### TO DO
The records below must be copied in full; omit the images.

### DATA IN THIS EXERCISE
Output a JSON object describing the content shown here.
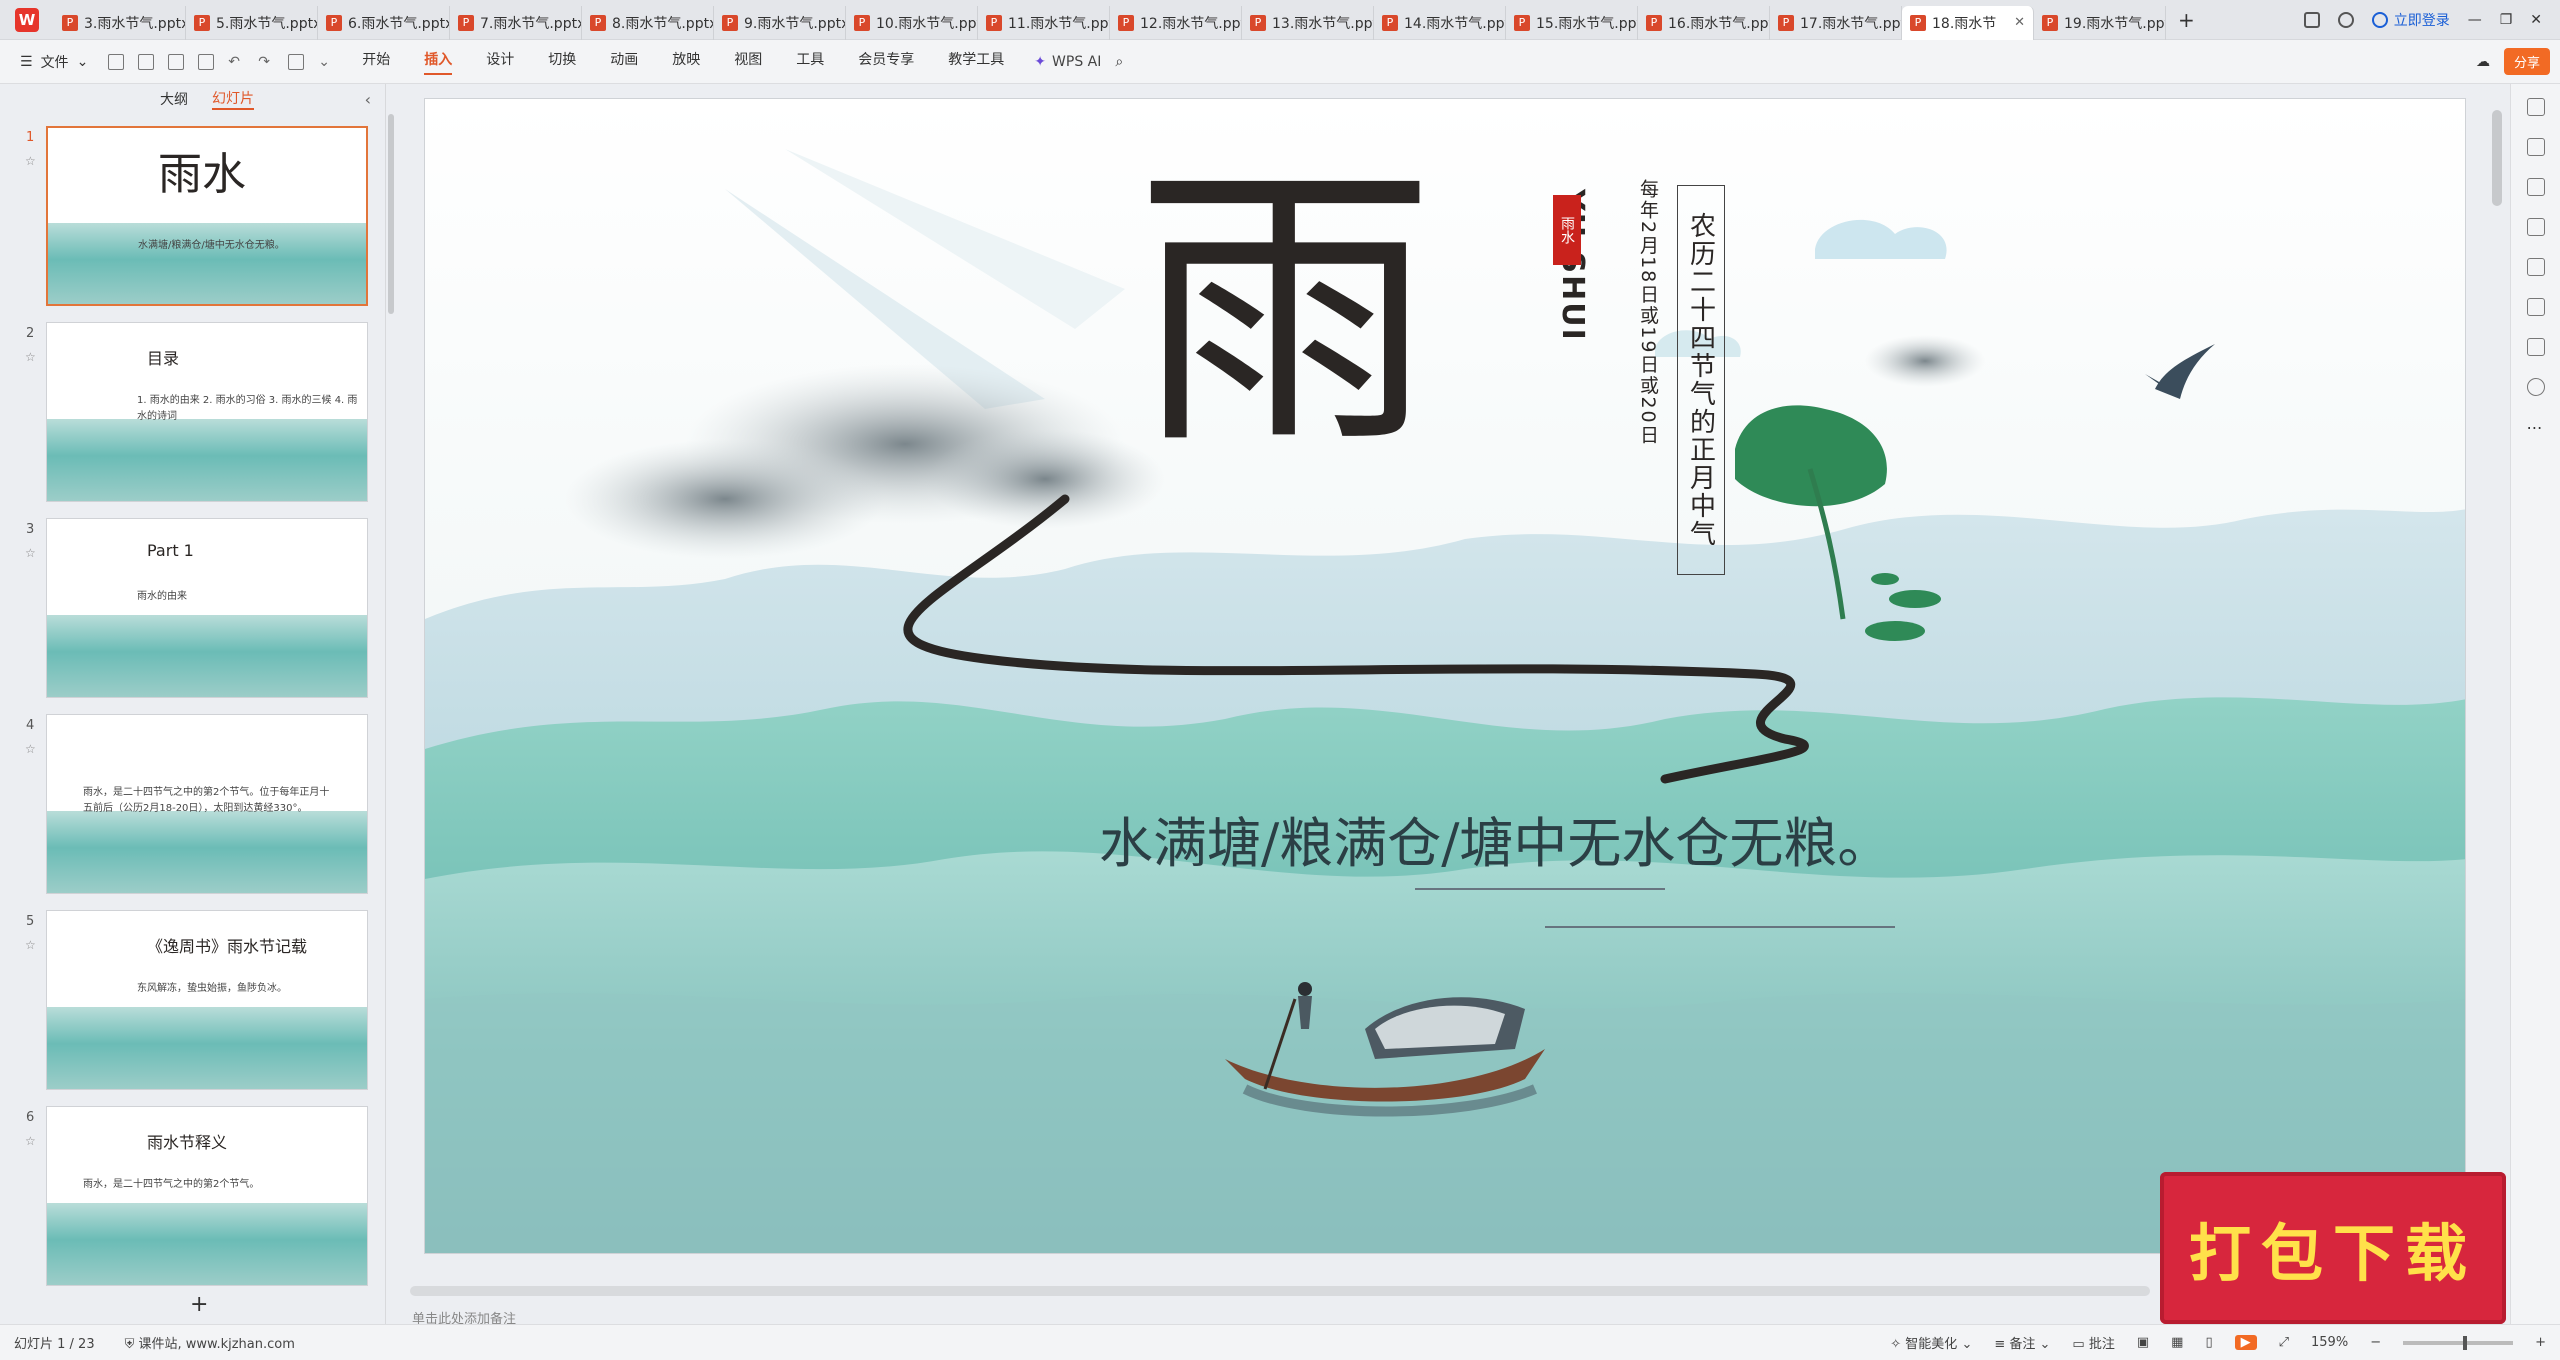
{
  "app": {
    "logo_letter": "W"
  },
  "tabs": [
    {
      "label": "3.雨水节气.pptx",
      "active": false
    },
    {
      "label": "5.雨水节气.pptx",
      "active": false
    },
    {
      "label": "6.雨水节气.pptx",
      "active": false
    },
    {
      "label": "7.雨水节气.pptx",
      "active": false
    },
    {
      "label": "8.雨水节气.pptx",
      "active": false
    },
    {
      "label": "9.雨水节气.pptx",
      "active": false
    },
    {
      "label": "10.雨水节气.ppt",
      "active": false
    },
    {
      "label": "11.雨水节气.ppt",
      "active": false
    },
    {
      "label": "12.雨水节气.ppt",
      "active": false
    },
    {
      "label": "13.雨水节气.ppt",
      "active": false
    },
    {
      "label": "14.雨水节气.ppt",
      "active": false
    },
    {
      "label": "15.雨水节气.ppt",
      "active": false
    },
    {
      "label": "16.雨水节气.ppt",
      "active": false
    },
    {
      "label": "17.雨水节气.ppt",
      "active": false
    },
    {
      "label": "18.雨水节",
      "active": true
    },
    {
      "label": "19.雨水节气.ppt",
      "active": false
    }
  ],
  "tabbar": {
    "add": "+",
    "login": "立即登录"
  },
  "menubar": {
    "file": "文件",
    "menus": [
      "开始",
      "插入",
      "设计",
      "切换",
      "动画",
      "放映",
      "视图",
      "工具",
      "会员专享",
      "教学工具"
    ],
    "active_menu": "插入",
    "wps_ai": "WPS AI",
    "share": "分享"
  },
  "leftpanel": {
    "tabs": [
      "大纲",
      "幻灯片"
    ],
    "active_tab": "幻灯片",
    "add": "+",
    "thumbs": [
      {
        "num": "1",
        "title": "雨水",
        "sub": "水满塘/粮满仓/塘中无水仓无粮。"
      },
      {
        "num": "2",
        "title": "目录",
        "sub": "1. 雨水的由来   2. 雨水的习俗   3. 雨水的三候   4. 雨水的诗词"
      },
      {
        "num": "3",
        "title": "Part 1",
        "sub": "雨水的由来"
      },
      {
        "num": "4",
        "title": "",
        "sub": "雨水，是二十四节气之中的第2个节气。位于每年正月十五前后（公历2月18-20日），太阳到达黄经330°。"
      },
      {
        "num": "5",
        "title": "《逸周书》雨水节记载",
        "sub": "东风解冻，蛰虫始振，鱼陟负冰。"
      },
      {
        "num": "6",
        "title": "雨水节释义",
        "sub": "雨水，是二十四节气之中的第2个节气。"
      }
    ]
  },
  "slide": {
    "big_char": "雨",
    "pinyin": "YU SHUI",
    "seal": "雨水",
    "date_line": "每年2月18日或19日或20日",
    "subtitle_vertical": "农历二十四节气的正月中气",
    "main_text": "水满塘/粮满仓/塘中无水仓无粮。",
    "notes_placeholder": "单击此处添加备注"
  },
  "statusbar": {
    "slide_info": "幻灯片 1 / 23",
    "site": "课件站, www.kjzhan.com",
    "beautify": "智能美化",
    "notes": "备注",
    "comments": "批注",
    "zoom": "159%"
  },
  "download_badge": "打包下载",
  "colors": {
    "accent": "#e0582a",
    "badge_red": "#d7263d",
    "badge_text": "#ffe14a",
    "sea": "#6bbcb6"
  }
}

### SOLUTION TO THIS TASK
Output a JSON object describing the content shown here.
{
  "app": {
    "logo_letter": "W"
  },
  "tabs": [
    {
      "label": "3.雨水节气.pptx",
      "active": false
    },
    {
      "label": "5.雨水节气.pptx",
      "active": false
    },
    {
      "label": "6.雨水节气.pptx",
      "active": false
    },
    {
      "label": "7.雨水节气.pptx",
      "active": false
    },
    {
      "label": "8.雨水节气.pptx",
      "active": false
    },
    {
      "label": "9.雨水节气.pptx",
      "active": false
    },
    {
      "label": "10.雨水节气.ppt",
      "active": false
    },
    {
      "label": "11.雨水节气.ppt",
      "active": false
    },
    {
      "label": "12.雨水节气.ppt",
      "active": false
    },
    {
      "label": "13.雨水节气.ppt",
      "active": false
    },
    {
      "label": "14.雨水节气.ppt",
      "active": false
    },
    {
      "label": "15.雨水节气.ppt",
      "active": false
    },
    {
      "label": "16.雨水节气.ppt",
      "active": false
    },
    {
      "label": "17.雨水节气.ppt",
      "active": false
    },
    {
      "label": "18.雨水节",
      "active": true
    },
    {
      "label": "19.雨水节气.ppt",
      "active": false
    }
  ],
  "tabbar": {
    "add": "+",
    "login": "立即登录"
  },
  "menubar": {
    "file": "文件",
    "menus": [
      "开始",
      "插入",
      "设计",
      "切换",
      "动画",
      "放映",
      "视图",
      "工具",
      "会员专享",
      "教学工具"
    ],
    "active_menu": "插入",
    "wps_ai": "WPS AI",
    "share": "分享"
  },
  "leftpanel": {
    "tabs": [
      "大纲",
      "幻灯片"
    ],
    "active_tab": "幻灯片",
    "add": "+",
    "thumbs": [
      {
        "num": "1",
        "title": "雨水",
        "sub": "水满塘/粮满仓/塘中无水仓无粮。"
      },
      {
        "num": "2",
        "title": "目录",
        "sub": "1. 雨水的由来   2. 雨水的习俗   3. 雨水的三候   4. 雨水的诗词"
      },
      {
        "num": "3",
        "title": "Part 1",
        "sub": "雨水的由来"
      },
      {
        "num": "4",
        "title": "",
        "sub": "雨水，是二十四节气之中的第2个节气。位于每年正月十五前后（公历2月18-20日），太阳到达黄经330°。"
      },
      {
        "num": "5",
        "title": "《逸周书》雨水节记载",
        "sub": "东风解冻，蛰虫始振，鱼陟负冰。"
      },
      {
        "num": "6",
        "title": "雨水节释义",
        "sub": "雨水，是二十四节气之中的第2个节气。"
      }
    ]
  },
  "slide": {
    "big_char": "雨",
    "pinyin": "YU SHUI",
    "seal": "雨水",
    "date_line": "每年2月18日或19日或20日",
    "subtitle_vertical": "农历二十四节气的正月中气",
    "main_text": "水满塘/粮满仓/塘中无水仓无粮。",
    "notes_placeholder": "单击此处添加备注"
  },
  "statusbar": {
    "slide_info": "幻灯片 1 / 23",
    "site": "课件站, www.kjzhan.com",
    "beautify": "智能美化",
    "notes": "备注",
    "comments": "批注",
    "zoom": "159%"
  },
  "download_badge": "打包下载",
  "colors": {
    "accent": "#e0582a",
    "badge_red": "#d7263d",
    "badge_text": "#ffe14a",
    "sea": "#6bbcb6"
  }
}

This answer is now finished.